====== Textauszug

Conversion-Optimierung ist ja eigentlich doch das Einfachste auf der Welt. Fehler finden – Fehler beheben – fertig. Leider zeigt sich, dass sich die Fehler auf der Website, die berüchtigten „Conversion-Killer“, sehr ungern finden lassen. Lesen Sie im dritten Teil unserer Serie des Conversion-Experten André Morys, wie man mit einem einfachen Modell bei der Fehlersuche zielgerichtet und effizient vorgehen kann: Das Sieben-Ebenen-Conversion-Framework.
So finden Sie Conversion-Killer (3/3)
Das Durchführen von Nutzertests hat sich inzwischen als Standardmethode zur Identifikation von Schwachstellen einer Website oder eines Onlineshops etabliert. Vielen Betreibern eines Webangebots ist jedoch nicht klar, dass ein Nutzertest (Usability-Lab) nicht alle Schwachstellen entdecken kann. In den letzten beiden Teilen des Artikels wurde beschrieben, wie das unsystematische Vorgehen bei der Schwachstellensuche zu schwachen Optimierungshypothesen führen kann.
Dass auch ein Nutzertest nie die „gesamte Wahrheit“ zutage fördern kann, liegt daran, dass den meisten menschlichen Entscheidungen bestimmte unterbewusste Prozesse zugrunde liegen, die in einem normalen Usability-Lab nicht erkannt werden. Zum einen ist meist die Aufgabenstellung (Szenario) des Labs nicht geeignet, zum anderen gibt es wenige Möglichkeiten, die unbewussten Entscheidungsprozesse sichtbar zu machen.
Daher sind im 7-E-Conversion-Framework Erkenntnisse aus der Verhaltensökonomik verankert, die im realen Entscheidungsprozess der Nutzer eine wichtige Rolle spielen. Diese Elemente sind sehr wichtig, um die wahren Conversion-Killer zu finden.

============
====== Daten

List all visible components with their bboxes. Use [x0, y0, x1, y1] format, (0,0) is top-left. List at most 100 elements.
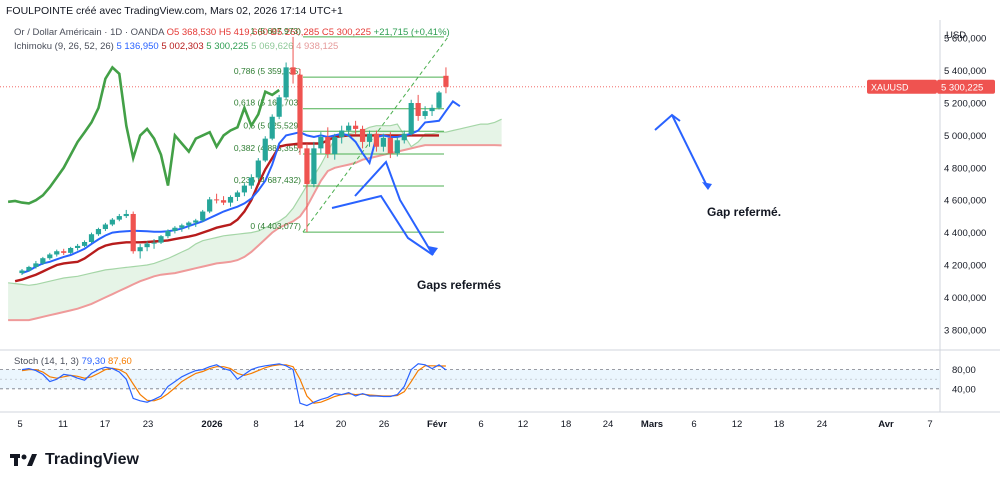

============

### Aufgabe 1
Welche Angaben stehen im Textauszug in runden Klammern?
### Aufgabe 2
Zitieren Sie aus dem Textauszug wörtlich die Stelle, die bei „Dass auch ein“ beginnt und bei „sichtbar zu machen.“ endet.
### Aufgabe 3
Wie geht der Textauszug nach seinem letzten Satz weiter? Setzen Sie ihn fort.
Die Daten stehen in keinem Zusammenhang mit dem Textauszug.

### Antwort 1
3/3
Usability-Lab
Szenario

### Antwort 2
Dass auch ein Nutzertest nie die „gesamte Wahrheit“ zutage fördern kann, liegt daran, dass den meisten menschlichen Entscheidungen bestimmte unterbewusste Prozesse zugrunde liegen, die in einem normalen Usability-Lab nicht erkannt werden. Zum einen ist meist die Aufgabenstellung (Szenario) des Labs nicht geeignet, zum anderen gibt es wenige Möglichkeiten, die unbewussten Entscheidungsprozesse sichtbar zu machen.

### Antwort 3
Ein Framework hilft, Conversion-Killer zu finden
In den letzten beiden Ausgaben der Website Boosting wurde das 7-E-Conversion-Framework bereits vorgestellt. Es beinhaltet die sieben wichtigsten Faktoren in einer zeitlichen Abfolge, die für das Erreichen einer „Conversion“ erfüllt werden müssen. Dieses Modell hilft wie eine Art Schablone, Schwachstellen auf einer Website oder in einem Onlineshop zu finden. Dabei ist es besonders hilfreich, dass die Faktoren in ihrer zeitlichen Abfolge aus Nutzersicht dargestellt werden.
Das Framework kann so als Grundlage für eine Expertenevaluation dienen. Da im 7-E-Conversion-Framework auch Prinzipien aus Konsumpsychologie und Verhaltensökonomik enthalten sind, liefert diese Methode unter anderem die Erkenntnisse, deren sich Nutzer in einem Nutzertest nicht bewusst sind. Daher ist die Analyse einer Website mithilfe des Frameworks oft der effizienteste Weg, um erste Optimierungshypothesen für einen A/B-Test zu gewinnen.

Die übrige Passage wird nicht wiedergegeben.